• [Task goal]
Locate all lines in the data below that hold "relative" and show them.

• • • • • • •

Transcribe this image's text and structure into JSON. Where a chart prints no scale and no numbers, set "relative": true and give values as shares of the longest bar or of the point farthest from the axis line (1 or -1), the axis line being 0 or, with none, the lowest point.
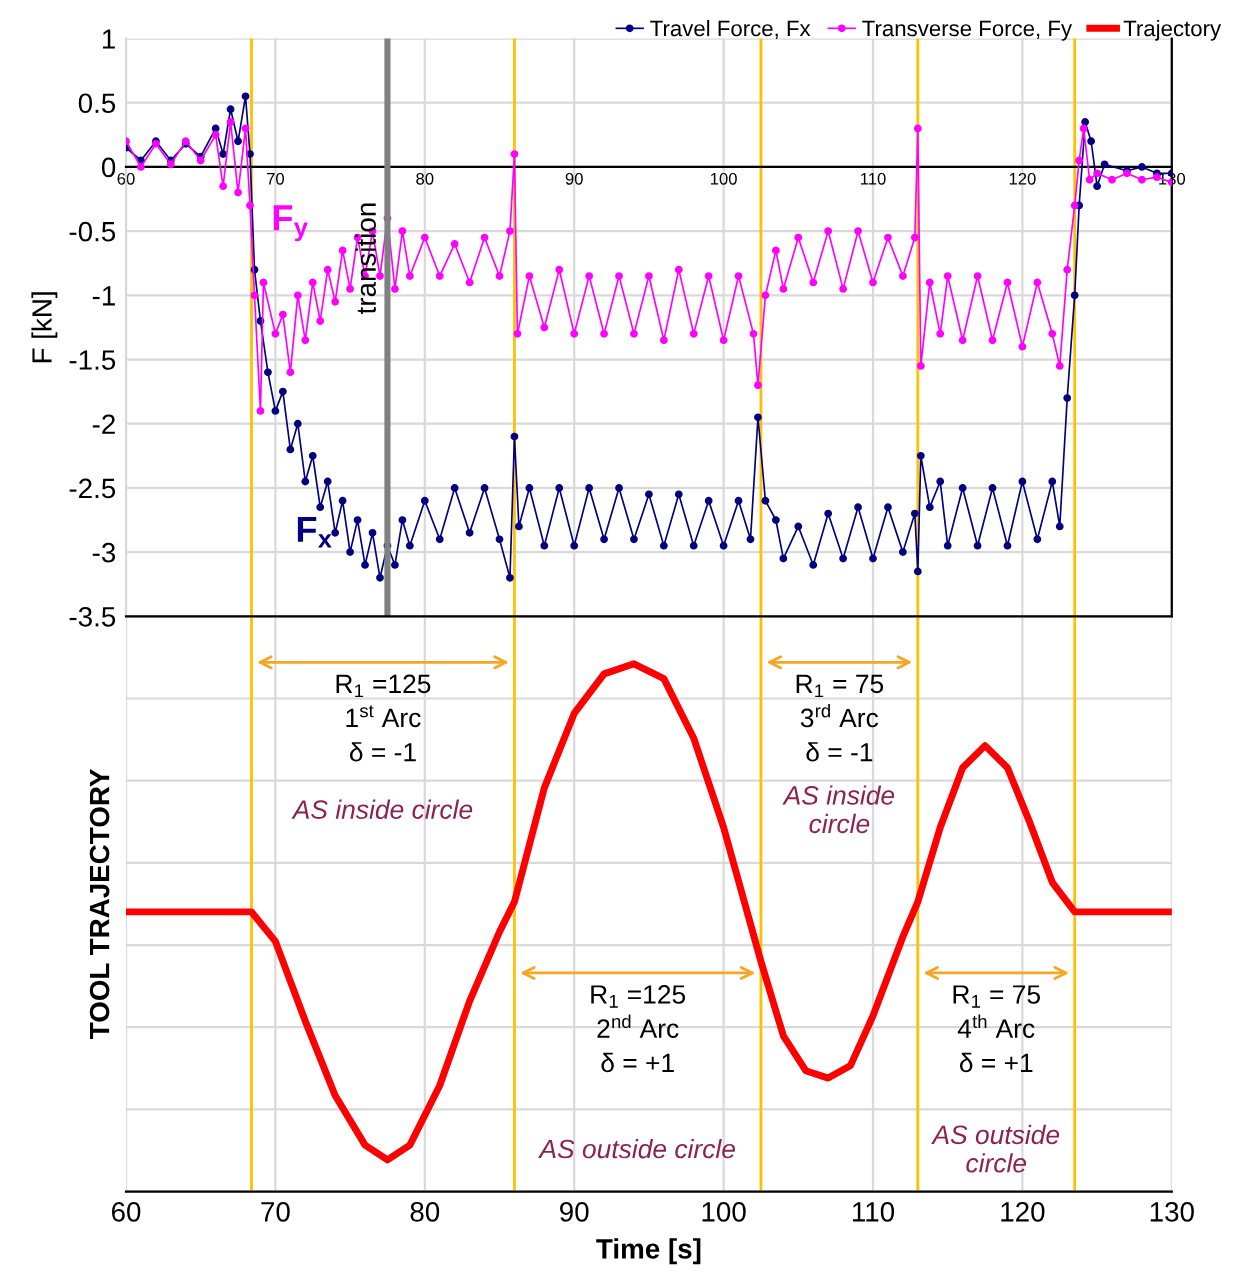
{
  "chart_data": [
    {
      "type": "line",
      "ylabel": "F [kN]",
      "xlim": [
        60,
        130
      ],
      "ylim": [
        -3.5,
        1
      ],
      "xticks": [
        60,
        70,
        80,
        90,
        100,
        110,
        120,
        130
      ],
      "yticks": [
        1,
        0.5,
        0,
        -0.5,
        -1,
        -1.5,
        -2,
        -2.5,
        -3,
        -3.5
      ],
      "grid": true,
      "legend": "top right",
      "marker": "circle",
      "series": [
        {
          "name": "Travel Force, Fx",
          "color": "#000080",
          "x": [
            60,
            61,
            62,
            63,
            64,
            65,
            66,
            66.5,
            67,
            67.5,
            68,
            68.3,
            68.6,
            69,
            69.5,
            70,
            70.5,
            71,
            71.5,
            72,
            72.5,
            73,
            73.5,
            74,
            74.5,
            75,
            75.5,
            76,
            76.5,
            77,
            77.5,
            78,
            78.5,
            79,
            80,
            81,
            82,
            83,
            84,
            85,
            85.7,
            86,
            86.3,
            87,
            88,
            89,
            90,
            91,
            92,
            93,
            94,
            95,
            96,
            97,
            98,
            99,
            100,
            101,
            101.8,
            102.3,
            102.8,
            103.5,
            104,
            105,
            106,
            107,
            108,
            109,
            110,
            111,
            112,
            112.8,
            113,
            113.2,
            113.8,
            114.5,
            115,
            116,
            117,
            118,
            119,
            120,
            121,
            122,
            122.5,
            123,
            123.5,
            123.8,
            124.2,
            124.6,
            125,
            125.5,
            127,
            128,
            129,
            130
          ],
          "values": [
            0.15,
            0.05,
            0.2,
            0.05,
            0.18,
            0.08,
            0.3,
            0.1,
            0.45,
            0.2,
            0.55,
            0.1,
            -0.8,
            -1.2,
            -1.6,
            -1.9,
            -1.75,
            -2.2,
            -2.0,
            -2.45,
            -2.25,
            -2.65,
            -2.45,
            -2.85,
            -2.6,
            -3.0,
            -2.75,
            -3.1,
            -2.85,
            -3.2,
            -2.95,
            -3.1,
            -2.75,
            -2.95,
            -2.6,
            -2.9,
            -2.5,
            -2.85,
            -2.5,
            -2.9,
            -3.2,
            -2.1,
            -2.8,
            -2.5,
            -2.95,
            -2.5,
            -2.95,
            -2.5,
            -2.9,
            -2.5,
            -2.9,
            -2.55,
            -2.95,
            -2.55,
            -2.95,
            -2.6,
            -2.95,
            -2.6,
            -2.9,
            -1.95,
            -2.6,
            -2.75,
            -3.05,
            -2.8,
            -3.1,
            -2.7,
            -3.05,
            -2.65,
            -3.05,
            -2.65,
            -3.0,
            -2.7,
            -3.15,
            -2.25,
            -2.65,
            -2.45,
            -2.95,
            -2.5,
            -2.95,
            -2.5,
            -2.95,
            -2.45,
            -2.9,
            -2.45,
            -2.8,
            -1.8,
            -1.0,
            -0.3,
            0.35,
            0.2,
            -0.15,
            0.02,
            -0.03,
            0.0,
            -0.05,
            -0.05
          ]
        },
        {
          "name": "Transverse Force, Fy",
          "color": "#ff00ff",
          "x": [
            60,
            61,
            62,
            63,
            64,
            65,
            66,
            66.5,
            67,
            67.5,
            68,
            68.3,
            68.6,
            69,
            69.2,
            70,
            70.5,
            71,
            71.5,
            72,
            72.5,
            73,
            73.5,
            74,
            74.5,
            75,
            75.5,
            76,
            76.5,
            77,
            77.5,
            78,
            78.5,
            79,
            80,
            81,
            82,
            83,
            84,
            85,
            85.7,
            86,
            86.2,
            87,
            88,
            89,
            90,
            91,
            92,
            93,
            94,
            95,
            96,
            97,
            98,
            99,
            100,
            101,
            102,
            102.3,
            102.8,
            103.5,
            104,
            105,
            106,
            107,
            108,
            109,
            110,
            111,
            112,
            112.8,
            113,
            113.2,
            113.8,
            114.5,
            115,
            116,
            117,
            118,
            119,
            120,
            121,
            122,
            122.5,
            123,
            123.5,
            123.8,
            124.1,
            124.5,
            125,
            126,
            127,
            128,
            129,
            130
          ],
          "values": [
            0.2,
            0.0,
            0.18,
            0.02,
            0.2,
            0.05,
            0.25,
            -0.15,
            0.35,
            -0.2,
            0.3,
            -0.3,
            -1.0,
            -1.9,
            -0.9,
            -1.3,
            -1.15,
            -1.6,
            -1.0,
            -1.35,
            -0.9,
            -1.2,
            -0.8,
            -1.05,
            -0.65,
            -0.95,
            -0.55,
            -0.85,
            -0.5,
            -0.85,
            -0.4,
            -0.95,
            -0.5,
            -0.85,
            -0.55,
            -0.85,
            -0.6,
            -0.9,
            -0.55,
            -0.85,
            -0.5,
            0.1,
            -1.3,
            -0.85,
            -1.25,
            -0.8,
            -1.3,
            -0.85,
            -1.3,
            -0.85,
            -1.3,
            -0.85,
            -1.35,
            -0.8,
            -1.3,
            -0.85,
            -1.35,
            -0.85,
            -1.3,
            -1.7,
            -1.0,
            -0.65,
            -0.95,
            -0.55,
            -0.9,
            -0.5,
            -0.95,
            -0.5,
            -0.9,
            -0.55,
            -0.85,
            -0.55,
            0.3,
            -1.55,
            -0.9,
            -1.3,
            -0.85,
            -1.35,
            -0.85,
            -1.35,
            -0.9,
            -1.4,
            -0.9,
            -1.3,
            -1.55,
            -0.8,
            -0.3,
            0.05,
            0.3,
            -0.1,
            -0.05,
            -0.1,
            -0.05,
            -0.1,
            -0.08,
            -0.12
          ]
        }
      ],
      "ref_lines": [
        {
          "axis": "x",
          "value": 77.5,
          "label": "transition",
          "color": "#808080"
        },
        {
          "axis": "x",
          "value": 68.4,
          "color": "#ffc000"
        },
        {
          "axis": "x",
          "value": 86,
          "color": "#ffc000"
        },
        {
          "axis": "x",
          "value": 102.5,
          "color": "#ffc000"
        },
        {
          "axis": "x",
          "value": 113,
          "color": "#ffc000"
        },
        {
          "axis": "x",
          "value": 123.5,
          "color": "#ffc000"
        }
      ],
      "annotations": [
        "F$_{x}$",
        "F$_{y}$"
      ]
    },
    {
      "type": "line",
      "relative": true,
      "ylabel": "TOOL TRAJECTORY",
      "xlabel": "Time [s]",
      "xlim": [
        60,
        130
      ],
      "xticks": [
        60,
        70,
        80,
        90,
        100,
        110,
        120,
        130
      ],
      "grid": true,
      "legend": "top right",
      "tick_labels": "x",
      "series": [
        {
          "name": "Trajectory",
          "color": "#ff0000",
          "x": [
            60,
            68.4,
            70,
            72,
            74,
            76,
            77.5,
            79,
            81,
            83,
            85,
            86,
            88,
            90,
            92,
            94,
            96,
            98,
            100,
            102.5,
            104,
            105.5,
            107,
            108.5,
            110,
            112,
            113,
            114.5,
            116,
            117.5,
            119,
            120.5,
            122,
            123.5,
            125,
            130
          ],
          "values": [
            0.53,
            0.53,
            0.474,
            0.323,
            0.182,
            0.088,
            0.06,
            0.088,
            0.201,
            0.361,
            0.492,
            0.549,
            0.765,
            0.906,
            0.981,
            1,
            0.972,
            0.859,
            0.69,
            0.436,
            0.295,
            0.229,
            0.215,
            0.239,
            0.333,
            0.483,
            0.549,
            0.69,
            0.803,
            0.845,
            0.803,
            0.699,
            0.586,
            0.53,
            0.53,
            0.53
          ]
        }
      ],
      "ref_lines": [
        {
          "axis": "x",
          "value": 68.4,
          "color": "#ffc000"
        },
        {
          "axis": "x",
          "value": 86,
          "color": "#ffc000"
        },
        {
          "axis": "x",
          "value": 102.5,
          "color": "#ffc000"
        },
        {
          "axis": "x",
          "value": 113,
          "color": "#ffc000"
        },
        {
          "axis": "x",
          "value": 123.5,
          "color": "#ffc000"
        }
      ],
      "annotations": [
        "R$_{1}$ =125\n1$^{st}$ Arc\nδ = -1",
        "R$_{1}$ =125\n2$^{nd}$ Arc\nδ = +1",
        "R$_{1}$ = 75\n3$^{rd}$ Arc\nδ = -1",
        "R$_{1}$ = 75\n4$^{th}$ Arc\nδ = +1",
        "AS inside circle",
        "AS outside circle",
        "AS inside\ncircle",
        "AS outside\ncircle"
      ]
    }
  ]
}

• • • • • • •

• [Answer for this exercise]
Transcribe this image's text and structure into JSON. Where a chart prints no scale and no numbers, set "relative": true and give values as shares of the longest bar or of the point farthest from the axis line (1 or -1), the axis line being 0 or, with none, the lowest point.
      "relative": true,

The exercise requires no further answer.